Saved entries:
-- begin --
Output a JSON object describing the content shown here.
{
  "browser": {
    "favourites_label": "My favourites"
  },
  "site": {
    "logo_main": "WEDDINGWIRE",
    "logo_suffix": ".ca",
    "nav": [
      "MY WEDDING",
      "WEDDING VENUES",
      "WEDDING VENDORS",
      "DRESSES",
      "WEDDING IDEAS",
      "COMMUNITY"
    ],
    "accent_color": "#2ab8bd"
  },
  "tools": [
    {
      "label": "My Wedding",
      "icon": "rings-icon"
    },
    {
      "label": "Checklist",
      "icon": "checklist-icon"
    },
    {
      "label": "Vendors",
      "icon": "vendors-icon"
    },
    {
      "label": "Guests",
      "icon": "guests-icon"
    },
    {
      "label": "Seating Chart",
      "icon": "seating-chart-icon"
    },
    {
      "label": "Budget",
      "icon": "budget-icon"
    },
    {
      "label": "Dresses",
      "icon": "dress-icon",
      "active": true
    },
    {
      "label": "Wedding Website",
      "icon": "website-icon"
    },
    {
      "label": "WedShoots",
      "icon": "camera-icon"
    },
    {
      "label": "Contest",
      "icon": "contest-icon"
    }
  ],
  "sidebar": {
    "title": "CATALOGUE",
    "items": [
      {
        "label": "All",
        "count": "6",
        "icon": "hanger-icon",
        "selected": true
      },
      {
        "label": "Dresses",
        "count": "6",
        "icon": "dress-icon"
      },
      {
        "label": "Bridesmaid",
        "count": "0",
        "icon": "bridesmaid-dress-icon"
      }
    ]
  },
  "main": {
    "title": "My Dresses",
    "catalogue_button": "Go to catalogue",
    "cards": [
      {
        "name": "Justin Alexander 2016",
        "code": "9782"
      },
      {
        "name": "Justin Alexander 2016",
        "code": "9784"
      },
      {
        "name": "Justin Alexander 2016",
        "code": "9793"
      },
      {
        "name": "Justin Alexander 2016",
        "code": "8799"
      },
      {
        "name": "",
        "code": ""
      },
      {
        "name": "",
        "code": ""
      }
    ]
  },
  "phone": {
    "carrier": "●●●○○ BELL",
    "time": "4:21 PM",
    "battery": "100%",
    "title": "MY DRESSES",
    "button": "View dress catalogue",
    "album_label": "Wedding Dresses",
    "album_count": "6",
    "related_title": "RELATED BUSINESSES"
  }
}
-- end --
Required work: Your task is to collect every line above that contains the word "code".

Complete answer:
        "code": "9782"
        "code": "9784"
        "code": "9793"
        "code": "8799"
        "code": ""
        "code": ""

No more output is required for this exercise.